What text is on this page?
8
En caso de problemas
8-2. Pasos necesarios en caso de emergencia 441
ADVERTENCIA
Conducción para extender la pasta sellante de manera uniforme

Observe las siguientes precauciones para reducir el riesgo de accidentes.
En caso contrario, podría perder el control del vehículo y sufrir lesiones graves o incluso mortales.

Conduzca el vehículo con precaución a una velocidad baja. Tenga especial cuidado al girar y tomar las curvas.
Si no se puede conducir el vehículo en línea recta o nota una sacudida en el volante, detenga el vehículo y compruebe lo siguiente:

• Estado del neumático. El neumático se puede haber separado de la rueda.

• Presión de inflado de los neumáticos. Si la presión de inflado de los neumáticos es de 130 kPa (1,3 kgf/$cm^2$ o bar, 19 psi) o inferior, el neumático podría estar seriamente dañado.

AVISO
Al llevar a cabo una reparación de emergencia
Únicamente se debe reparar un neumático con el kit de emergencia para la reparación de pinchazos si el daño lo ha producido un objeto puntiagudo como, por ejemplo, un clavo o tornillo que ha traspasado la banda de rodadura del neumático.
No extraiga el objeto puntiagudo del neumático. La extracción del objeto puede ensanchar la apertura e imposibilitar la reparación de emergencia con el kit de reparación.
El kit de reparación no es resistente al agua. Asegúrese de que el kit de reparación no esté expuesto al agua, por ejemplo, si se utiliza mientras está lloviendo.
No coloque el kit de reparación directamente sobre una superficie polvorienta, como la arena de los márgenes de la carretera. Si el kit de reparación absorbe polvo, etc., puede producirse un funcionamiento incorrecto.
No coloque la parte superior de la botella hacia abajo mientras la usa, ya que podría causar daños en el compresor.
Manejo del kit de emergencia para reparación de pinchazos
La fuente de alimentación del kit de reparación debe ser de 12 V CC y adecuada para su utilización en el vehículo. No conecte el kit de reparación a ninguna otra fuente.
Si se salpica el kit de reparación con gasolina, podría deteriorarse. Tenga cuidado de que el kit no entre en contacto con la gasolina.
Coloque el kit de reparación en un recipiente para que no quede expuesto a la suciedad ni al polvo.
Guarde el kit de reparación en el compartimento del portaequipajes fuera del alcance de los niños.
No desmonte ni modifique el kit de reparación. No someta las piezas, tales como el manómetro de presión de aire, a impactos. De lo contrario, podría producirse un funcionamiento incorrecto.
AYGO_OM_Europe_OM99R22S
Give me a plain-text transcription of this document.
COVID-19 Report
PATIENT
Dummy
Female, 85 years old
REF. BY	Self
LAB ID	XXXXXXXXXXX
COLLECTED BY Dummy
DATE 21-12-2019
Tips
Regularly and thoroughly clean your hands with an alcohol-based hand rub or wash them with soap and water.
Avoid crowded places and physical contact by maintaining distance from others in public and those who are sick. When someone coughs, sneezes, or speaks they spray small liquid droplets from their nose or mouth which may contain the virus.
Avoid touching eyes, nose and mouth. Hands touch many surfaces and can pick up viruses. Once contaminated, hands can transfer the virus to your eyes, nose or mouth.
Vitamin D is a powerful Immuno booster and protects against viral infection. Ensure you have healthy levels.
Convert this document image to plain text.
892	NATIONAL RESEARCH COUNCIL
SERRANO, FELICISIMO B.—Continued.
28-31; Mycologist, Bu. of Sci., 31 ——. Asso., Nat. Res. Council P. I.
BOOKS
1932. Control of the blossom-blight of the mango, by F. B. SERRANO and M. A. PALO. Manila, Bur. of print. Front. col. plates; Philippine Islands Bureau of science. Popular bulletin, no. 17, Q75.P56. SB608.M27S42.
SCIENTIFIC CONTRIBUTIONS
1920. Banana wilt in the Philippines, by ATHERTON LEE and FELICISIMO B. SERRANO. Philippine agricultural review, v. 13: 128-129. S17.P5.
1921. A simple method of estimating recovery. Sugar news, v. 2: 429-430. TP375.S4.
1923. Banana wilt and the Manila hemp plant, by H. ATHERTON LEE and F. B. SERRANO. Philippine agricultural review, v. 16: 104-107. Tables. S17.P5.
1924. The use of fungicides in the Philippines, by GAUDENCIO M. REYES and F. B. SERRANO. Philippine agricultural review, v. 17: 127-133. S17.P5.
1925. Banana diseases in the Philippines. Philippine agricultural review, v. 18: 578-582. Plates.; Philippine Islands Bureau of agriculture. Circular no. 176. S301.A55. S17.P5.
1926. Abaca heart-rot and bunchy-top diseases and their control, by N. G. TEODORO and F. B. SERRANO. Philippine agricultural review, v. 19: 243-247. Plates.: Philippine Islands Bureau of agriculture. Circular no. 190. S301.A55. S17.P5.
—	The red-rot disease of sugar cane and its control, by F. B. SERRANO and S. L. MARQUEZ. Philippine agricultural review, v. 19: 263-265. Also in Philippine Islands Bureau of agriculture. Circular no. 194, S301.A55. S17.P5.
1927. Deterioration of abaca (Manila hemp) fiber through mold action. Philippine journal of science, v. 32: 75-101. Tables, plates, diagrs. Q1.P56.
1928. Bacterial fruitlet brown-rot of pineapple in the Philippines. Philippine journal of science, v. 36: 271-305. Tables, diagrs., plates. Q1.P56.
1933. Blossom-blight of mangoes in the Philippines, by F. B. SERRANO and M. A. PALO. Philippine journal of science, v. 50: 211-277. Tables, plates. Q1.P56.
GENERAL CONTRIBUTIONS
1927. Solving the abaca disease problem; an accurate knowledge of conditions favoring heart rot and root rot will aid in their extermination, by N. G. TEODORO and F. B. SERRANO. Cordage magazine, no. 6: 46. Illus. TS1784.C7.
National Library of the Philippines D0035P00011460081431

⁂

What is needed is each line of the entries that contains the word "wilt".

OUTPUT BELOW:
1920. Banana wilt in the Philippines, by ATHERTON LEE and FELICISIMO B. SERRANO. Philippine agricultural review, v. 13: 128-129. S17.P5.
1923. Banana wilt and the Manila hemp plant, by H. ATHERTON LEE and F. B. SERRANO. Philippine agricultural review, v. 16: 104-107. Tables. S17.P5.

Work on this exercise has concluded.